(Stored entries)
[start]
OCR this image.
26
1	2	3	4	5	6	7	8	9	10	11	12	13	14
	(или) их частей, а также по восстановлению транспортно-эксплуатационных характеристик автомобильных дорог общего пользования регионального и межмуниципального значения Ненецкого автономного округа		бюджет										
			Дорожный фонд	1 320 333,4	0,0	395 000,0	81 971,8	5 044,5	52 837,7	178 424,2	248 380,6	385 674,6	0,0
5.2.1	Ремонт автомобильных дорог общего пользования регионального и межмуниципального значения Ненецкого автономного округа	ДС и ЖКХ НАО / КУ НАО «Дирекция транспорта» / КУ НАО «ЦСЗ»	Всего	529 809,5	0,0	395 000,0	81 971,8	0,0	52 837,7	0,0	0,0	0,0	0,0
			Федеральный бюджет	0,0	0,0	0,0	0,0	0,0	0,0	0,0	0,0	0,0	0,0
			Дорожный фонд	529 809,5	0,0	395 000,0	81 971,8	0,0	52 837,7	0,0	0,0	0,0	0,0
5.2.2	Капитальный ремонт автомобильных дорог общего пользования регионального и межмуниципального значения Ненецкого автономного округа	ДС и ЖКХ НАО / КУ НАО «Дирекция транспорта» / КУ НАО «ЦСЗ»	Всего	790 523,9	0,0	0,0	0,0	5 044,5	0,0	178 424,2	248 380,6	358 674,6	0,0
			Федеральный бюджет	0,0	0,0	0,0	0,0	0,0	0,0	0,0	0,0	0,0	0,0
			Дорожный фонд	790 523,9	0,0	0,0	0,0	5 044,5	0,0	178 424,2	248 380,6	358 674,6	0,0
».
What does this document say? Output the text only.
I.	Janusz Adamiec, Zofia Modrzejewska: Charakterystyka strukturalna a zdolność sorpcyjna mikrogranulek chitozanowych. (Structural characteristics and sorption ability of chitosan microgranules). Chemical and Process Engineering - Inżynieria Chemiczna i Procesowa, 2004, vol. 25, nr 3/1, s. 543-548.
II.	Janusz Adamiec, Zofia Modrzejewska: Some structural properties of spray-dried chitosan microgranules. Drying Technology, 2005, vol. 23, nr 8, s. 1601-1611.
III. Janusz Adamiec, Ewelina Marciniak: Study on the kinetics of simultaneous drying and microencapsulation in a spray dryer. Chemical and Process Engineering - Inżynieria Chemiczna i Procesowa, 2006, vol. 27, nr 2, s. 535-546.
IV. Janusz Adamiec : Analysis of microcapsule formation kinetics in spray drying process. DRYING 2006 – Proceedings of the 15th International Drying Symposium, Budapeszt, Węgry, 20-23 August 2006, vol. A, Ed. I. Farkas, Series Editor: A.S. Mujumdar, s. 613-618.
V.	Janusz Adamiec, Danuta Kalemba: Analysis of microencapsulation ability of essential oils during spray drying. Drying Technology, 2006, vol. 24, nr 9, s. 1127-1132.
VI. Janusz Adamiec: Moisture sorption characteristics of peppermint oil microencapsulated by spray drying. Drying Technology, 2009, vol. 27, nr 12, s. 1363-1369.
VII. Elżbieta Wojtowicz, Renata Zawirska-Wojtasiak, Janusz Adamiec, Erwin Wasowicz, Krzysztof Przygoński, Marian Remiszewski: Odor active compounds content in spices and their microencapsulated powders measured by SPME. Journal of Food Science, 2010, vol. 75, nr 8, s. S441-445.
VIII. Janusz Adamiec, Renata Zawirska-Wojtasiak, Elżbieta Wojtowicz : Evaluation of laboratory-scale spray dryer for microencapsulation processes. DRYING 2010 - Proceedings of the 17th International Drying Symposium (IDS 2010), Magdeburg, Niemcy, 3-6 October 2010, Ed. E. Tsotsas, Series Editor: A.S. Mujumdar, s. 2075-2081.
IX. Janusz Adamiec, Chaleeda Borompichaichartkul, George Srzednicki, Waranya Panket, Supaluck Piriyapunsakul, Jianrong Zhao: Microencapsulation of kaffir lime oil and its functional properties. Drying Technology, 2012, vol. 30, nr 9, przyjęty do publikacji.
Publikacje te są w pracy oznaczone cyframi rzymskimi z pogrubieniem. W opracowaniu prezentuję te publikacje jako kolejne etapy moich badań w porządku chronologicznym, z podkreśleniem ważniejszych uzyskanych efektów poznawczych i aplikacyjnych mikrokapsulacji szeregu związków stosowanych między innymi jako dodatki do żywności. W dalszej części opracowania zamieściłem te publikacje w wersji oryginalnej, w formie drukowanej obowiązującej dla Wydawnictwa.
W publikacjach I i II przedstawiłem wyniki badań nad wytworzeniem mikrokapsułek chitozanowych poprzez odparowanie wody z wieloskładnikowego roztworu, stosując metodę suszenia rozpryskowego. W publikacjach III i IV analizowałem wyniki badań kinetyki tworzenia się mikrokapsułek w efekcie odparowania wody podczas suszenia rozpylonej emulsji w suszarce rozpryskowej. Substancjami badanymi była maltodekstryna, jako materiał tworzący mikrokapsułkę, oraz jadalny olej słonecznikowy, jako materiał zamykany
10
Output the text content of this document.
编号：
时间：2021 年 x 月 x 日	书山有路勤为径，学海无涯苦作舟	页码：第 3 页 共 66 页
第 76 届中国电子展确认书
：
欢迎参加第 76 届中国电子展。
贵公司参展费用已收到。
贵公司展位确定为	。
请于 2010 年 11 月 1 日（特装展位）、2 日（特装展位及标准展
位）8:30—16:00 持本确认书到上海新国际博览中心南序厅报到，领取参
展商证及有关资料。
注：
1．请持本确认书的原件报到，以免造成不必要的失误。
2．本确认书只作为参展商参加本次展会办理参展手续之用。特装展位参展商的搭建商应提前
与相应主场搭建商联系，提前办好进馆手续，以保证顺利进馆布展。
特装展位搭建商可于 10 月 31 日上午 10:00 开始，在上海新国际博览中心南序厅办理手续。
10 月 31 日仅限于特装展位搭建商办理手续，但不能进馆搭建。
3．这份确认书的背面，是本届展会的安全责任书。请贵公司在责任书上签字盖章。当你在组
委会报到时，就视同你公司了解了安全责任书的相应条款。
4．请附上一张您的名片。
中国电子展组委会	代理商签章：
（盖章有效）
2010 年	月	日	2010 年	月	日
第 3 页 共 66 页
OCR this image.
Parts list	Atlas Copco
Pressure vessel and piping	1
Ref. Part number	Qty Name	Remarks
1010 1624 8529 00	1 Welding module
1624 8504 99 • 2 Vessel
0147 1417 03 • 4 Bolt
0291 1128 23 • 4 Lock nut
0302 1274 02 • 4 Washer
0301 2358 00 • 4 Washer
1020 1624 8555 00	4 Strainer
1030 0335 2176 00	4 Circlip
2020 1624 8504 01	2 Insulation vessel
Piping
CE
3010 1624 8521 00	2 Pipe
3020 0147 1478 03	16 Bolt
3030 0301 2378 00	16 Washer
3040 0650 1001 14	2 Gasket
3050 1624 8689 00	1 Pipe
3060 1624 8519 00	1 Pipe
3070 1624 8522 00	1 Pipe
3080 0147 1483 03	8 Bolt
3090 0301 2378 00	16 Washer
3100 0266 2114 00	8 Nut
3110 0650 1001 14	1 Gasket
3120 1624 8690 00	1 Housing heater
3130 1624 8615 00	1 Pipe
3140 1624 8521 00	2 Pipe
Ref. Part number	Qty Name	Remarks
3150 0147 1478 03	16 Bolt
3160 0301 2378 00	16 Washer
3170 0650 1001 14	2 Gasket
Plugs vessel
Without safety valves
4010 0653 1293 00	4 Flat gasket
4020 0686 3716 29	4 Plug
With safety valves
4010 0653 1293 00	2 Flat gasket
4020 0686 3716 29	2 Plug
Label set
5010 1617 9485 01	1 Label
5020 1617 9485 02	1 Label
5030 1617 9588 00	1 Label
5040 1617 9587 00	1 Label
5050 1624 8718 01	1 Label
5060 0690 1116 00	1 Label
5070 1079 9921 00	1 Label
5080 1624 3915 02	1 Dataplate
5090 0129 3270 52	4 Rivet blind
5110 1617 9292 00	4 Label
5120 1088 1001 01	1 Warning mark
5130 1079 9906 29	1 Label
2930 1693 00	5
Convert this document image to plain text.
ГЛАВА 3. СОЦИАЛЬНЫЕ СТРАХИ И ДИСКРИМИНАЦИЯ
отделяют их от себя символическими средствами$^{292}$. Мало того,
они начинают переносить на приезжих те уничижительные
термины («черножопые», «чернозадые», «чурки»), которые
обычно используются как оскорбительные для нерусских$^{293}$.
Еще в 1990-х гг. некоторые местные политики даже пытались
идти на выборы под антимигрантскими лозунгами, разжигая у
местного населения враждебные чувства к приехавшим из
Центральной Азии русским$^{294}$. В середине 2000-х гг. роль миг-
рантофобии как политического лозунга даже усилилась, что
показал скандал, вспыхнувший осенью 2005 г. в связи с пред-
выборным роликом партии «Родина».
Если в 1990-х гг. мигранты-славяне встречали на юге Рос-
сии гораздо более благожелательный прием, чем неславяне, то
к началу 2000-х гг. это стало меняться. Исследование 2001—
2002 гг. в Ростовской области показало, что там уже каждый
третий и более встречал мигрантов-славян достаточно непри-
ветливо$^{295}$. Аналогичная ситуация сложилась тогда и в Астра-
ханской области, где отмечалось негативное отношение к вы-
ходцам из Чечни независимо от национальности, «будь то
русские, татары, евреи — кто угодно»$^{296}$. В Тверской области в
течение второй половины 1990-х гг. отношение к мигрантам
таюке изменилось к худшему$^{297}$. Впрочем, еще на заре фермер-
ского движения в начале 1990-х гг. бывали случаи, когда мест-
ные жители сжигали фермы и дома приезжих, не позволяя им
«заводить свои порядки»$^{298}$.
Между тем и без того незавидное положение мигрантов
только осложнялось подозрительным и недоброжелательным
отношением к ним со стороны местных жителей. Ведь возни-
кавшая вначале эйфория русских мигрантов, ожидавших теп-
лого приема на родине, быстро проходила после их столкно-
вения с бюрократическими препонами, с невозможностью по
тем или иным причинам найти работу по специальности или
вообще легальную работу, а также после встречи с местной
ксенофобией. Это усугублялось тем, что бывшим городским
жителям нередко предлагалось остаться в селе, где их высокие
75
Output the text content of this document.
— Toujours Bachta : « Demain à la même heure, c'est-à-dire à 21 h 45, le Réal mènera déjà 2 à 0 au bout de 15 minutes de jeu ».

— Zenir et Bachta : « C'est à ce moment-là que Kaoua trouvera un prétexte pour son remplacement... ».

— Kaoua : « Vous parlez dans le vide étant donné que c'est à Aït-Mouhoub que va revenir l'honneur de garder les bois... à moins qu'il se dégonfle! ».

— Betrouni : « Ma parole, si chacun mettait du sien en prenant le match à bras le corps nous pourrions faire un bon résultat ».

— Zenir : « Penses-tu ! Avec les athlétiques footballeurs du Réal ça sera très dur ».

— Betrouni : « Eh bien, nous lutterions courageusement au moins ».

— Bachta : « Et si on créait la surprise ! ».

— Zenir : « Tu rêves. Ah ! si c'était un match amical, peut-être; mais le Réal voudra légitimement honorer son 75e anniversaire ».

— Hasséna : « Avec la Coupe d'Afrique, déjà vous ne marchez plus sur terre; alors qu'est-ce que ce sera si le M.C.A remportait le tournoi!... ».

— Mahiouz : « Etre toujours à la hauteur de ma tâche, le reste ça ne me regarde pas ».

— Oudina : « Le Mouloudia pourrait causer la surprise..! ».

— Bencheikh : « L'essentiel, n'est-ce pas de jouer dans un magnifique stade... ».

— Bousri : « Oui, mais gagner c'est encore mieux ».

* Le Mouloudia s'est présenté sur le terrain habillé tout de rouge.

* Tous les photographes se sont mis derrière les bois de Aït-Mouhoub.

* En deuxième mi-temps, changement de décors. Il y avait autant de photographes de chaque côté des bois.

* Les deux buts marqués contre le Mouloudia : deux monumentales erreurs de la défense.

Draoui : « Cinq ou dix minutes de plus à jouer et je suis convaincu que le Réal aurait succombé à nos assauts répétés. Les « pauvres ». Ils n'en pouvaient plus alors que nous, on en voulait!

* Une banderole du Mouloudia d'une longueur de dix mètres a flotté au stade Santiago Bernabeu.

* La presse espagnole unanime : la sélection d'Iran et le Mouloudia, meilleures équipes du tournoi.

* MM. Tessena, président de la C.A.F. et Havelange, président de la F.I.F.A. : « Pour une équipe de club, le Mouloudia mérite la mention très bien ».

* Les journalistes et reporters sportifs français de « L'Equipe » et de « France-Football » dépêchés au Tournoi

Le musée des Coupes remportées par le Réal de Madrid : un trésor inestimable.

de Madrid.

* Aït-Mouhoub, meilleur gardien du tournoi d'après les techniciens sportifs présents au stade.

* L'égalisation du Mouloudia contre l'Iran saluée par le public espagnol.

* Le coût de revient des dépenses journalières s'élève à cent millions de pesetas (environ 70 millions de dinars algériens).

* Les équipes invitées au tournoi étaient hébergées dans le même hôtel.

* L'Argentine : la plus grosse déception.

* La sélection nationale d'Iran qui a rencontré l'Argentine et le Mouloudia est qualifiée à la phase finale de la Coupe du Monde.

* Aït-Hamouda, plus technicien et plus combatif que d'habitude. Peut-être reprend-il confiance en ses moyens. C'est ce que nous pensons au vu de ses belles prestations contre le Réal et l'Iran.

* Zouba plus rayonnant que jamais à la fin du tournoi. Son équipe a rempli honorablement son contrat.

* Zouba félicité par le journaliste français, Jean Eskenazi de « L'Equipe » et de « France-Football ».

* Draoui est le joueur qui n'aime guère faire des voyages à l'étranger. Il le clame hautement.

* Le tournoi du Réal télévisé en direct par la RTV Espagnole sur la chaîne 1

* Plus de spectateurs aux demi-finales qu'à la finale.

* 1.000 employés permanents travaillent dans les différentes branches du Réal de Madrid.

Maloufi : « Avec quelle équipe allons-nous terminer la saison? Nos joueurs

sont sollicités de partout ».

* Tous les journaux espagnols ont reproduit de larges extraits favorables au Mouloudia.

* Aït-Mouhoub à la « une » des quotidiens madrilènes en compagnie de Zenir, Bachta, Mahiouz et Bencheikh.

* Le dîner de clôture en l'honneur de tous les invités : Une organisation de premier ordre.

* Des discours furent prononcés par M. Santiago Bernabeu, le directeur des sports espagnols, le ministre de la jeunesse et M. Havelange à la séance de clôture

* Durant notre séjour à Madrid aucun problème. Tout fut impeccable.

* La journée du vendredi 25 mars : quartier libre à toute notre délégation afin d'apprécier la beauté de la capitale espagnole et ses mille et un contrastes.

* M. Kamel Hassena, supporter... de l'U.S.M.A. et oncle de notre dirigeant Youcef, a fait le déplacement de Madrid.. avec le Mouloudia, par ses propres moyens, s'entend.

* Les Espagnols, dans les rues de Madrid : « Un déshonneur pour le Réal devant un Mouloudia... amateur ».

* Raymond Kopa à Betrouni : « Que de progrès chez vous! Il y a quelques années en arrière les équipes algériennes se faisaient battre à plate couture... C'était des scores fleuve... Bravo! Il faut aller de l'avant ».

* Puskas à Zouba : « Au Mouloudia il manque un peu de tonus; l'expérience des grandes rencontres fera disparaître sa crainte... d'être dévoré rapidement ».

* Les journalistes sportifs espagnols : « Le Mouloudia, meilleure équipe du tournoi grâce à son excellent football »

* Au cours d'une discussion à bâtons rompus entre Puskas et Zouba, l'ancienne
[end]
Scan the data for the word "работу" and copy every line where it shows up.

* _Exercise output_
тем или иным причинам найти работу по специальности или
вообще легальную работу, а также после встречи с местной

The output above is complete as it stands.